#### Supplied material
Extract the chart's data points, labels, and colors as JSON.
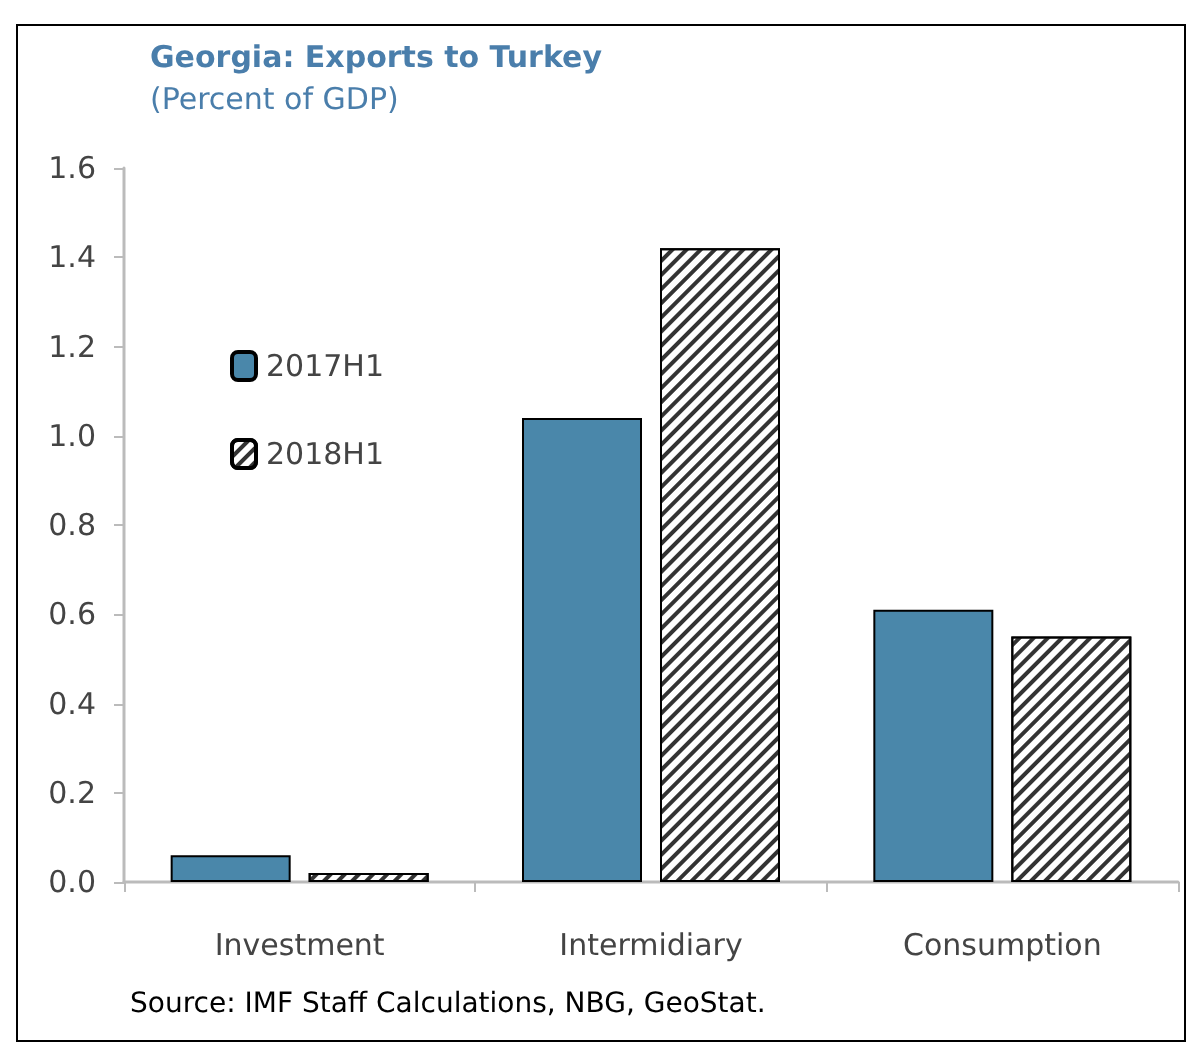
{
  "chart_data": {
    "type": "bar",
    "title": "Georgia: Exports to Turkey",
    "subtitle": "(Percent of GDP)",
    "categories": [
      "Investment",
      "Intermidiary",
      "Consumption"
    ],
    "series": [
      {
        "name": "2017H1",
        "color": "#4a87aa",
        "values": [
          0.06,
          1.04,
          0.61
        ]
      },
      {
        "name": "2018H1",
        "color": "#ffffff",
        "values": [
          0.02,
          1.42,
          0.55
        ]
      }
    ],
    "ylim": [
      0,
      1.6
    ],
    "yticks": [
      "0.0",
      0.2,
      0.4,
      0.6,
      0.8,
      "1.0",
      1.2,
      1.4,
      1.6
    ],
    "grid": false,
    "legend": "left",
    "annotations": [
      "Source: IMF Staff Calculations, NBG, GeoStat."
    ]
  }
}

#### Short exercise
Transcribe the records verbatim and omit the images.

#### Task response
Extract the chart's data points, labels, and colors as JSON.
{
  "chart_data": {
    "type": "bar",
    "title": "Georgia: Exports to Turkey",
    "subtitle": "(Percent of GDP)",
    "categories": [
      "Investment",
      "Intermidiary",
      "Consumption"
    ],
    "series": [
      {
        "name": "2017H1",
        "color": "#4a87aa",
        "values": [
          0.06,
          1.04,
          0.61
        ]
      },
      {
        "name": "2018H1",
        "color": "#ffffff",
        "values": [
          0.02,
          1.42,
          0.55
        ]
      }
    ],
    "ylim": [
      0,
      1.6
    ],
    "yticks": [
      "0.0",
      0.2,
      0.4,
      0.6,
      0.8,
      "1.0",
      1.2,
      1.4,
      1.6
    ],
    "grid": false,
    "legend": "left",
    "annotations": [
      "Source: IMF Staff Calculations, NBG, GeoStat."
    ]
  }
}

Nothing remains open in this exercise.